> **EXERCISE OBJECTIVE**
Where a line in the listing contains the string "君子养心莫善于诚", copy that line out.

[Data records]
>> start

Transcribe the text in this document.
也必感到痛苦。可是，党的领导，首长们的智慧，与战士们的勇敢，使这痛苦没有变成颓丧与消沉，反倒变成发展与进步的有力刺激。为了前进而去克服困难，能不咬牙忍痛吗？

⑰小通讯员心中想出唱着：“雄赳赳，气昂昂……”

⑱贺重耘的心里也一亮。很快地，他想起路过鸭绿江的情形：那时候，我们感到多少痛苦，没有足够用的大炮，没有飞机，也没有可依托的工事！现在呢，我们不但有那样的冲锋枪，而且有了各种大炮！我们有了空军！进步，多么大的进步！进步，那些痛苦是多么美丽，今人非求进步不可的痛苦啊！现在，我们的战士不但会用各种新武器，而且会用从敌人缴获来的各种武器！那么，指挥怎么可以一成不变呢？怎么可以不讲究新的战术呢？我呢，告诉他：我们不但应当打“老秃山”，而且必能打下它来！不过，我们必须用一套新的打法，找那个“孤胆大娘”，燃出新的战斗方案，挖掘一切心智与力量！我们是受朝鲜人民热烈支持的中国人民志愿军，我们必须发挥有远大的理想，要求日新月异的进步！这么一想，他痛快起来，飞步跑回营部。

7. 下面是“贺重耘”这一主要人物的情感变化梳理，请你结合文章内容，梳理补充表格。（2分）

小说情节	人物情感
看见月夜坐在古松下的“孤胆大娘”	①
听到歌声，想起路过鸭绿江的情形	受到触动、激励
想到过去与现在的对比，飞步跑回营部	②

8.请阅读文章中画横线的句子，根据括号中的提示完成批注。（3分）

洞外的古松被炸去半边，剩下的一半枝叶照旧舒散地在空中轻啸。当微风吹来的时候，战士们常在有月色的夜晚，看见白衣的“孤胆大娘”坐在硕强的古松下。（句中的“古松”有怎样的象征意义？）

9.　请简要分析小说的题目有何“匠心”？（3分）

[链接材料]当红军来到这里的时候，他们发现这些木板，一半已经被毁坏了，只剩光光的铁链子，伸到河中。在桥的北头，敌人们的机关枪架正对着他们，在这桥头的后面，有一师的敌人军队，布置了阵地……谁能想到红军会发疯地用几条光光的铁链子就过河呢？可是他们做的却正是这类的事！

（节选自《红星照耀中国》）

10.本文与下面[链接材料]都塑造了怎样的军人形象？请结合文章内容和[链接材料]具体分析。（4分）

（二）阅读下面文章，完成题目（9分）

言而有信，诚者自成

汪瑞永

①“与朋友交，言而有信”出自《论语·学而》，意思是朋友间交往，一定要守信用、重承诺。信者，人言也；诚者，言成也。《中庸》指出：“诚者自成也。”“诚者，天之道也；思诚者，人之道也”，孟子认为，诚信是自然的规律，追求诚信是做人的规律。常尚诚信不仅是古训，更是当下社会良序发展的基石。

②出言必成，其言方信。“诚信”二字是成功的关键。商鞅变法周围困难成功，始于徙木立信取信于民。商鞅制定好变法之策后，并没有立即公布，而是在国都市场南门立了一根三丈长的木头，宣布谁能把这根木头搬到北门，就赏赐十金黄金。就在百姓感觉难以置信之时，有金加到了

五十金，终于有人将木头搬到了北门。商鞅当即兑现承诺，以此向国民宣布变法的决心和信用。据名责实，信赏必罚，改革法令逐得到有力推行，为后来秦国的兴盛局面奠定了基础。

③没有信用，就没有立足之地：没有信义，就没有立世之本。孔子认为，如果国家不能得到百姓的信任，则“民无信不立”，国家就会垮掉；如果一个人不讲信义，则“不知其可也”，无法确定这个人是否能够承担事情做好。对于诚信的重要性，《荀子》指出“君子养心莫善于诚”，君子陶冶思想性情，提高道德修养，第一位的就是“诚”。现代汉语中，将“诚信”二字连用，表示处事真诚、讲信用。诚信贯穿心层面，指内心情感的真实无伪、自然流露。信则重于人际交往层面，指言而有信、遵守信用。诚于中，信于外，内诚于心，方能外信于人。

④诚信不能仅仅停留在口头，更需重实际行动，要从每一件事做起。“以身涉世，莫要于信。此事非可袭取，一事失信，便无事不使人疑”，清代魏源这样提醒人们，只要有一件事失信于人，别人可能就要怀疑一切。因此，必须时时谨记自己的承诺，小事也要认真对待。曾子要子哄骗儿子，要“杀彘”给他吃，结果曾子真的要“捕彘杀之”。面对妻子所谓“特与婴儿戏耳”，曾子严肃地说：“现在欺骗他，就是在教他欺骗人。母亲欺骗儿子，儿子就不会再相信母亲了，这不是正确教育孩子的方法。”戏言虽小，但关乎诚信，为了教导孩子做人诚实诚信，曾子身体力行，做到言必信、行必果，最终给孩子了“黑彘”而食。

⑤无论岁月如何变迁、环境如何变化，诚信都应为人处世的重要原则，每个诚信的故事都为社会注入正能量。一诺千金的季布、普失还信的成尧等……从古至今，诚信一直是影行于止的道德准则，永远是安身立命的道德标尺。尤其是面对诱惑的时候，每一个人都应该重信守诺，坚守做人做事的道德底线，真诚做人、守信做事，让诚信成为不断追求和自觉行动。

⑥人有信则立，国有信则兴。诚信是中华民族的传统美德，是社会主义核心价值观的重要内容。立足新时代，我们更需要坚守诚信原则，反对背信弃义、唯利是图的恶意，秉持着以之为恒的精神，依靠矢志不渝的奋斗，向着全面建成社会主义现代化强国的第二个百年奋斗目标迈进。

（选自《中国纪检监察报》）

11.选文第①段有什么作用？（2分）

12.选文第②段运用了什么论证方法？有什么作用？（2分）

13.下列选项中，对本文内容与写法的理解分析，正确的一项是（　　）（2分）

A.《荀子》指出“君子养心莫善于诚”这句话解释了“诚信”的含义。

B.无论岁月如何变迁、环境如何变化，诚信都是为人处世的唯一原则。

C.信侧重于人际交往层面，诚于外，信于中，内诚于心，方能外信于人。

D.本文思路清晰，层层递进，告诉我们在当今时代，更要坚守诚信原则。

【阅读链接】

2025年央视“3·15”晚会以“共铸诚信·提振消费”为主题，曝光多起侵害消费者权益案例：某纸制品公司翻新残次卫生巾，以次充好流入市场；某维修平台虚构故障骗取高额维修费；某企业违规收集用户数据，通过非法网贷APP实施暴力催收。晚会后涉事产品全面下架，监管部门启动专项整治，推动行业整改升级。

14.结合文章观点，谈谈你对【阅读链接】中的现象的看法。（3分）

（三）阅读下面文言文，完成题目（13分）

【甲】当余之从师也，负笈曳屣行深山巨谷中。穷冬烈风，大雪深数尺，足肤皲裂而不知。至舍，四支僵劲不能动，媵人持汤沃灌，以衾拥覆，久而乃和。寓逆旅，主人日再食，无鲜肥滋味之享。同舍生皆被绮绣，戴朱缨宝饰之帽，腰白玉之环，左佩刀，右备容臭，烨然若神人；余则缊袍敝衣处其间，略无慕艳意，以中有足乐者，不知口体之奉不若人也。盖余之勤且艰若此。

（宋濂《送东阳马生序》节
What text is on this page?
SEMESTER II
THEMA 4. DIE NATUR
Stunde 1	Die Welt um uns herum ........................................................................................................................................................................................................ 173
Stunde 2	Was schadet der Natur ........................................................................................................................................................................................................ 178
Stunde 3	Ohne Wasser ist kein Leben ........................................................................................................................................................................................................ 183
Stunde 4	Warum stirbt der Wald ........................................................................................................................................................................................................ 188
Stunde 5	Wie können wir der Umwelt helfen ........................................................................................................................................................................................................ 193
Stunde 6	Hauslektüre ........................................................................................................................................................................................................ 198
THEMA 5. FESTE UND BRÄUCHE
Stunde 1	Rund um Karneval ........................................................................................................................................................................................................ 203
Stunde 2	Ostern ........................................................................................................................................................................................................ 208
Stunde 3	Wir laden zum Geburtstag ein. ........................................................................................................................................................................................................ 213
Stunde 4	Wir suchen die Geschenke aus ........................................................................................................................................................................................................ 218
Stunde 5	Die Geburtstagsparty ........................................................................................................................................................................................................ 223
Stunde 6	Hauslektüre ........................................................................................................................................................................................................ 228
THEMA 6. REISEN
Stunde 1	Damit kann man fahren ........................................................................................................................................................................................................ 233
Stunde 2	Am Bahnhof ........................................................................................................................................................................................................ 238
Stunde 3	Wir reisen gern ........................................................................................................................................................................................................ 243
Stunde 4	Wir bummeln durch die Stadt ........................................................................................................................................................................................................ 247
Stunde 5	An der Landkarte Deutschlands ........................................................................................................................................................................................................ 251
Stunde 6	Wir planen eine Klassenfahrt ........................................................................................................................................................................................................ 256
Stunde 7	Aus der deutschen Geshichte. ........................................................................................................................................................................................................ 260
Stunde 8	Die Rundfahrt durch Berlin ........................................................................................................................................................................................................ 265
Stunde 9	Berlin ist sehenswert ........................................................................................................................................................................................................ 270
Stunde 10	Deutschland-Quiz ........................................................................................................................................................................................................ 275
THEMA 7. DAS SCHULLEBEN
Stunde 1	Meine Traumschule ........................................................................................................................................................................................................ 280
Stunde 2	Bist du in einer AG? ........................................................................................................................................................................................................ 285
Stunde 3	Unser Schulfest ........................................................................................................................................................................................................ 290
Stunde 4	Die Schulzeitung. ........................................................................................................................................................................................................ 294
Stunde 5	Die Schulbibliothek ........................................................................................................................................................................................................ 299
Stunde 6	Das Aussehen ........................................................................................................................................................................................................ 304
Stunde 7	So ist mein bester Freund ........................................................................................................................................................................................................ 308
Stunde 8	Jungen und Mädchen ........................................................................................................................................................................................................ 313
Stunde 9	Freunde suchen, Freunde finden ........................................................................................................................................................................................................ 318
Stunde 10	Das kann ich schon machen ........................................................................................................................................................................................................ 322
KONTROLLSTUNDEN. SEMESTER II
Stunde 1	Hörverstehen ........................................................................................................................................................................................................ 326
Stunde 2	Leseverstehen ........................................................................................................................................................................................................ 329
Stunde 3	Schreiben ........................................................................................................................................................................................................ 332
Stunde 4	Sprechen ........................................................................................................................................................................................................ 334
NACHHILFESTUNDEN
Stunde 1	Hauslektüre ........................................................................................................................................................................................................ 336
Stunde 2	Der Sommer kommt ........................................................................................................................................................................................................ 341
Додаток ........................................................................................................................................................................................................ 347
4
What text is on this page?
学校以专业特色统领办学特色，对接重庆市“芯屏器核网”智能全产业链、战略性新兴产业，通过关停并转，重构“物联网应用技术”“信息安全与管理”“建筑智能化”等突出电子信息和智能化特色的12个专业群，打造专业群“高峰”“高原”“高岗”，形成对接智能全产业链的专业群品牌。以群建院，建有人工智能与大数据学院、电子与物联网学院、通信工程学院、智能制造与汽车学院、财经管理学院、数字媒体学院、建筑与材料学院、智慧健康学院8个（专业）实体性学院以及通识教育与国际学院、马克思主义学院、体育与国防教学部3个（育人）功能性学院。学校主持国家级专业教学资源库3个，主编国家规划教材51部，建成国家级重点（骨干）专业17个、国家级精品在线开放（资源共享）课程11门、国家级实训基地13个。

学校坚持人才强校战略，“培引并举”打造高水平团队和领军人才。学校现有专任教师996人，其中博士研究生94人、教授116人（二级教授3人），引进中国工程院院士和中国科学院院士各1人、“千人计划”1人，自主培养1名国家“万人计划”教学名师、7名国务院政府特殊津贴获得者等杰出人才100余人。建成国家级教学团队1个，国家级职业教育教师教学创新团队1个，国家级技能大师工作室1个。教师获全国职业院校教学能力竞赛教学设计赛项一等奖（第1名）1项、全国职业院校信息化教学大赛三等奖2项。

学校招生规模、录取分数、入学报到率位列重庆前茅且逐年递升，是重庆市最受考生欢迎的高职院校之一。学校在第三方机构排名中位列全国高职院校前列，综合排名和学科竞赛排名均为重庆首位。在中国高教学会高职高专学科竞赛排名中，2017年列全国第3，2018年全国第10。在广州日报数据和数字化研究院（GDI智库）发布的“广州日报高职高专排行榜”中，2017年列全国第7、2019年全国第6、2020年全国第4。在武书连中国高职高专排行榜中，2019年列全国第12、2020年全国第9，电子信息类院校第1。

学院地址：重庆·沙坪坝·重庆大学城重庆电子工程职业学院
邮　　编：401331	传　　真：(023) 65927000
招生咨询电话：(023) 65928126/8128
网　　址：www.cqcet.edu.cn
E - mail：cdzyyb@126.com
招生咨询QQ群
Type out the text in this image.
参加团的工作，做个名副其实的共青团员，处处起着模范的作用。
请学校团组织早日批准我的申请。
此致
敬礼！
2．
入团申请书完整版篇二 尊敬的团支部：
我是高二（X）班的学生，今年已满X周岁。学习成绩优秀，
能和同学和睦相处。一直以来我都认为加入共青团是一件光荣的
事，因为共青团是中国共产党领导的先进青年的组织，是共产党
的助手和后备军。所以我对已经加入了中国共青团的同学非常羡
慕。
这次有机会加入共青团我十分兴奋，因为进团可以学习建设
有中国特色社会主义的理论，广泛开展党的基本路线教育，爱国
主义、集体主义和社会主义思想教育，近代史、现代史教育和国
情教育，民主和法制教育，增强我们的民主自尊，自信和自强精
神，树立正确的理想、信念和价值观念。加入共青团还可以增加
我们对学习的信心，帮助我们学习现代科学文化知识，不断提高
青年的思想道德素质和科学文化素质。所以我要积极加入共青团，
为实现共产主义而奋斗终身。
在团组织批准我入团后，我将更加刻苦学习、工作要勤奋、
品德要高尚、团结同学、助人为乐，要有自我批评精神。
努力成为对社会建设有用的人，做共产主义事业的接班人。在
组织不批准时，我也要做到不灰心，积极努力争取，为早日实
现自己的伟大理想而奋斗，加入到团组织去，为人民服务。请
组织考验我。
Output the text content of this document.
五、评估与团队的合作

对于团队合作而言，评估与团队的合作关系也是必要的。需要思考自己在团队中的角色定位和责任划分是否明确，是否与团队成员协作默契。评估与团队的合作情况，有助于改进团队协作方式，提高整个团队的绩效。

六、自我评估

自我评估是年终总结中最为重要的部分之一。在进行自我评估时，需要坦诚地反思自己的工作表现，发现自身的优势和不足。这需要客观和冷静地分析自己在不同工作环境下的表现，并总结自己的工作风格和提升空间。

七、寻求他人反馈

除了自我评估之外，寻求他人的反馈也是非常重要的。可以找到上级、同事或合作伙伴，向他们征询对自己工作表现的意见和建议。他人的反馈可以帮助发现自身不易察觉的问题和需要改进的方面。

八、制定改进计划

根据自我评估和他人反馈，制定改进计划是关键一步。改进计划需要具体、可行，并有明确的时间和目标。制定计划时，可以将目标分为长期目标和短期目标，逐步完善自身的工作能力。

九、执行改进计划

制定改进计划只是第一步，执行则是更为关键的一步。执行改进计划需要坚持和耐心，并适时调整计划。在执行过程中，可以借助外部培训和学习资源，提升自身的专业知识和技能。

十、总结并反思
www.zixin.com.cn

>> end

> **WRITTEN SOLUTION**
③没有信用，就没有立足之地：没有信义，就没有立世之本。孔子认为，如果国家不能得到百姓的信任，则“民无信不立”，国家就会垮掉；如果一个人不讲信义，则“不知其可也”，无法确定这个人是否能够承担事情做好。对于诚信的重要性，《荀子》指出“君子养心莫善于诚”，君子陶冶思想性情，提高道德修养，第一位的就是“诚”。现代汉语中，将“诚信”二字连用，表示处事真诚、讲信用。诚信贯穿心层面，指内心情感的真实无伪、自然流露。信则重于人际交往层面，指言而有信、遵守信用。诚于中，信于外，内诚于心，方能外信于人。
A.《荀子》指出“君子养心莫善于诚”这句话解释了“诚信”的含义。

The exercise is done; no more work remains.